/---
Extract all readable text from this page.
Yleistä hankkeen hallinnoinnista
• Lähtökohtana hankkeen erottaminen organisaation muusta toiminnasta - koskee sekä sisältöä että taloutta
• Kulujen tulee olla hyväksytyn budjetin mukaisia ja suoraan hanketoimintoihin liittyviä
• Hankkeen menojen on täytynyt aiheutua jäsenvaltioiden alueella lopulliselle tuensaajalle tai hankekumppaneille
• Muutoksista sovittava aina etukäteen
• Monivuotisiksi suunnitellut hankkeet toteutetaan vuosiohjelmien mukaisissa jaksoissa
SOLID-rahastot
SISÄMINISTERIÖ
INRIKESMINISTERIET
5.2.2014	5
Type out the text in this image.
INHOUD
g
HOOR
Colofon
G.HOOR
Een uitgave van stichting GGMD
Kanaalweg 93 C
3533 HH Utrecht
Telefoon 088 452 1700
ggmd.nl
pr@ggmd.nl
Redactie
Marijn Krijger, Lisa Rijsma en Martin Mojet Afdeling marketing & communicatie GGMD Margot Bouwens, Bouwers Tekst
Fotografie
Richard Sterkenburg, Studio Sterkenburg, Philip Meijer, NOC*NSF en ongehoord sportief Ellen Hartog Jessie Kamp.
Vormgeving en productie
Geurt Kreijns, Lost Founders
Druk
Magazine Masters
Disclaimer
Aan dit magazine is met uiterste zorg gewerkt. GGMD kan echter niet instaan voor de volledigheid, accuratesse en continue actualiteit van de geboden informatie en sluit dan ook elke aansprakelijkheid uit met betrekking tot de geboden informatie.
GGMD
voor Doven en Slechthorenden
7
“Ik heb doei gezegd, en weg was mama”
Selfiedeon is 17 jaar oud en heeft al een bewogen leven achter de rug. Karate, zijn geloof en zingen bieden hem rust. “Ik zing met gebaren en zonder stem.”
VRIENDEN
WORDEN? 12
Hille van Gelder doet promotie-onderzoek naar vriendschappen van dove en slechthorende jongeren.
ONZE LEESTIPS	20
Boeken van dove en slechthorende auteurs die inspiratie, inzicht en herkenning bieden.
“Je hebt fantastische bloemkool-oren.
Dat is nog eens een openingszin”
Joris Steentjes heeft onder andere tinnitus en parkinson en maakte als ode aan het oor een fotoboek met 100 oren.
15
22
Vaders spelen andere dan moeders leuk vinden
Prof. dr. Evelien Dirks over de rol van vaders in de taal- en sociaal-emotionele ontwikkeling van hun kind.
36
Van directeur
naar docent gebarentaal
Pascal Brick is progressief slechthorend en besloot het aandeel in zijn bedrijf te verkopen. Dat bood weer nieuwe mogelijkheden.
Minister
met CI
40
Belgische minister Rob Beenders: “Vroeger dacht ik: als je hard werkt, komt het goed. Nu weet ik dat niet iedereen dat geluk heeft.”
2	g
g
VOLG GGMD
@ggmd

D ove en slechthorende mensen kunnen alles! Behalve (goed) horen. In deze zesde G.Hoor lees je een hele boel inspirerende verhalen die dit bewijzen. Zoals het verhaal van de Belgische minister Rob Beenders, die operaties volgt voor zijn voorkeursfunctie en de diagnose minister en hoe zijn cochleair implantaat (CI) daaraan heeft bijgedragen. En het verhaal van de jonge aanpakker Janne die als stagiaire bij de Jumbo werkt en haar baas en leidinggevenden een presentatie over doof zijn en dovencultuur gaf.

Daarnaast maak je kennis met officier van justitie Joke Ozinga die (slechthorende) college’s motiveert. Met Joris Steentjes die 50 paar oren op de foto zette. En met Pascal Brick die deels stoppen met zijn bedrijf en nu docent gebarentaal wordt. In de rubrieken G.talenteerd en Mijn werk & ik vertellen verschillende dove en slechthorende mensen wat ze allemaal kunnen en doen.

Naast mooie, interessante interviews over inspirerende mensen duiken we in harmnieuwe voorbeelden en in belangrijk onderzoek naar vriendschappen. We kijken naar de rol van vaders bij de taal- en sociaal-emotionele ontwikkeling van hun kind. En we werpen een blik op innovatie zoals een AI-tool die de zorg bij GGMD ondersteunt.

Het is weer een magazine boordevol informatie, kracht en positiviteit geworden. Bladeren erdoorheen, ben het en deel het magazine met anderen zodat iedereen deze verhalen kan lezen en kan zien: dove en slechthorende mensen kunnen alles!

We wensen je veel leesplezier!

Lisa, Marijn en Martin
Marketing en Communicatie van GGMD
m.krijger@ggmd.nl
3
\---
/---
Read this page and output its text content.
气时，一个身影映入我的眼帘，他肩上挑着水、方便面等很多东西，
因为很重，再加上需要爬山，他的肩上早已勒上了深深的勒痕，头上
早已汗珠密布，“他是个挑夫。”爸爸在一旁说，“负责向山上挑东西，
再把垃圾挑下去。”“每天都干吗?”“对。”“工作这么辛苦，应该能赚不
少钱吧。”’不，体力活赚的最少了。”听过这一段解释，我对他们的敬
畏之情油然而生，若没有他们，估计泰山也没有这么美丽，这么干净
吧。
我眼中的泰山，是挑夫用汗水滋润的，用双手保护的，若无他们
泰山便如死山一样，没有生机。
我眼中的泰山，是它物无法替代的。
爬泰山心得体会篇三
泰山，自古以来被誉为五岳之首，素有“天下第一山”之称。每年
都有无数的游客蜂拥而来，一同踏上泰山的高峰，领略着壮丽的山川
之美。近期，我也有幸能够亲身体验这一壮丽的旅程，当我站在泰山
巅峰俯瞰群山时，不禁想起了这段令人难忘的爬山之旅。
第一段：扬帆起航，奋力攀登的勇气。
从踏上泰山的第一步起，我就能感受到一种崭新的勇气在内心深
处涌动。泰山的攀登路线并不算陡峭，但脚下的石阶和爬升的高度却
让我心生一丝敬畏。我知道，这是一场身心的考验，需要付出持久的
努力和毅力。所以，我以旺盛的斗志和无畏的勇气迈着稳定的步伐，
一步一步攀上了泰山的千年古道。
\---
* _Objective_:
Which lines above contain the word "我眼中的泰山"? Copy each of them.

* _Solved exercise_:
我眼中的泰山，是挑夫用汗水滋润的，用双手保护的，若无他们
我眼中的泰山，是它物无法替代的。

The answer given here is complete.